Job -> Report the count of lines below that include "штангой", without any other text.

──────

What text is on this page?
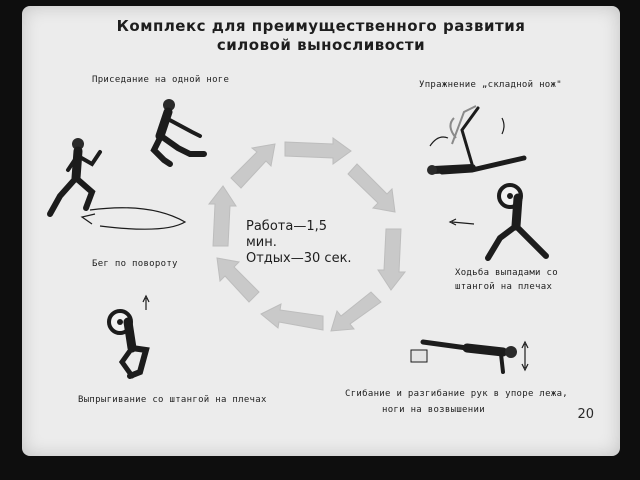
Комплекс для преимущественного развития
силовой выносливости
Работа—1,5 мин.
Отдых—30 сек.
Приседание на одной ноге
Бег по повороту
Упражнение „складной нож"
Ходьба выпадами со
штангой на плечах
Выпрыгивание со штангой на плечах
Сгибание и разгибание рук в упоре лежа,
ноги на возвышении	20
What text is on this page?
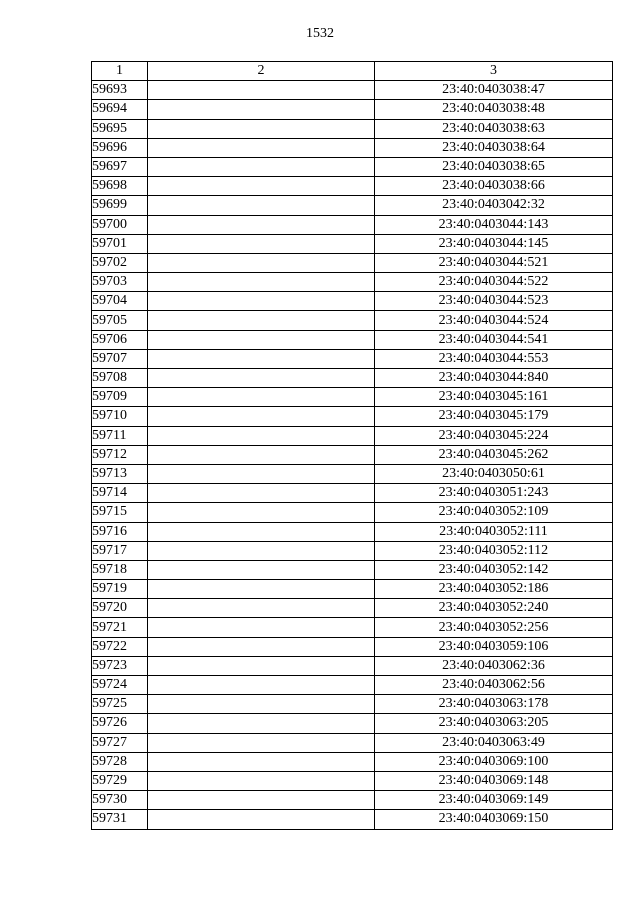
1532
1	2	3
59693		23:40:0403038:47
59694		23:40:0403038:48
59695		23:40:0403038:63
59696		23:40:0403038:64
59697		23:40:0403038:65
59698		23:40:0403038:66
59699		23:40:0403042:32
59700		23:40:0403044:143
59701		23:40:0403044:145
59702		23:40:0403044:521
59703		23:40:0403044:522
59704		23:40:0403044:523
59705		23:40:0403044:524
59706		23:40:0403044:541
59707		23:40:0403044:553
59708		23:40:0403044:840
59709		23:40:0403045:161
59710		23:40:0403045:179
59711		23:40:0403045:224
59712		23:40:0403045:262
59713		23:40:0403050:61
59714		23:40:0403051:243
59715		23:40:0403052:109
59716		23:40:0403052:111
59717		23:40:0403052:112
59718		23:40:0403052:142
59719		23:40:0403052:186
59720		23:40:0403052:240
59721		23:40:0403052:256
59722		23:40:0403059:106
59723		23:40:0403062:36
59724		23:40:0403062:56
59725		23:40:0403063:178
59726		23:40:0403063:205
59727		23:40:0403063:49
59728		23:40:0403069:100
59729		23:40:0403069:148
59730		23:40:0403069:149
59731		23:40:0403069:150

──────

Solution for this exercise -> 2